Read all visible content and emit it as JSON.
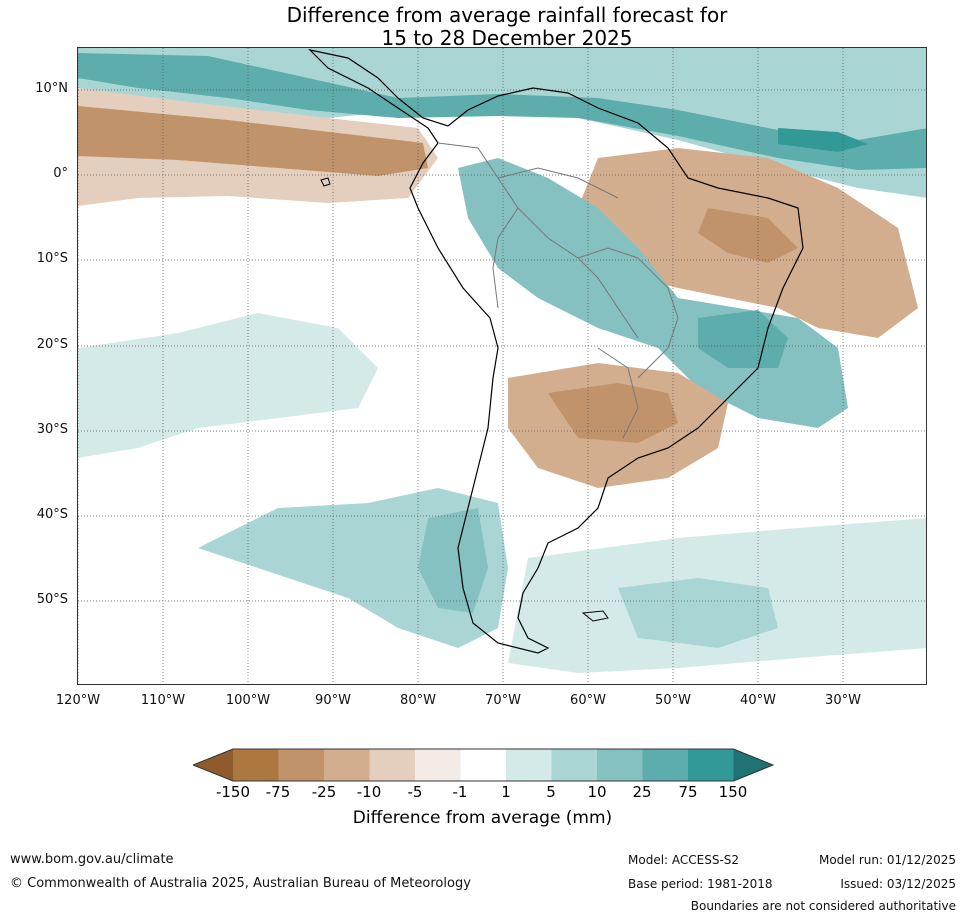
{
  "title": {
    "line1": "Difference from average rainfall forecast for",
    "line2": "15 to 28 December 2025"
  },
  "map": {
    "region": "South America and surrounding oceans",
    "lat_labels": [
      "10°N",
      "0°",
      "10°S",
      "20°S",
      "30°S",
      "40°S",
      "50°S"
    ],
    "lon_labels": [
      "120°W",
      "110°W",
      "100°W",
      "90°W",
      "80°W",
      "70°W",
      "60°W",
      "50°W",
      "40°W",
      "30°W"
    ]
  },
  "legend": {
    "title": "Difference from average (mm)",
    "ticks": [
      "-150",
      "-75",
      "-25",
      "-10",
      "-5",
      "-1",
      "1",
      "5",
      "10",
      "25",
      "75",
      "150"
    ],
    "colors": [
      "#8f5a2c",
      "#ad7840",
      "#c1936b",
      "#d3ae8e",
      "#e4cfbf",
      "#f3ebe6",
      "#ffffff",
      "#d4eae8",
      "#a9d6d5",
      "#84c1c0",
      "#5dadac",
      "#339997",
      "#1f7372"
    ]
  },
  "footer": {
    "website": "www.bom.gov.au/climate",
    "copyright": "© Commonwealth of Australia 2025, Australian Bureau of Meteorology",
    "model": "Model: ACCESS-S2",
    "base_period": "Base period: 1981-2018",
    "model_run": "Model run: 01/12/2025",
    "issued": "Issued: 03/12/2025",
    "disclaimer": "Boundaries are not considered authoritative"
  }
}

──────

Instruction:
Scan the listing above and identify each line holding the string "title"; copy every such line.

Finished answer:
  "title": {
    "title": "Difference from average (mm)",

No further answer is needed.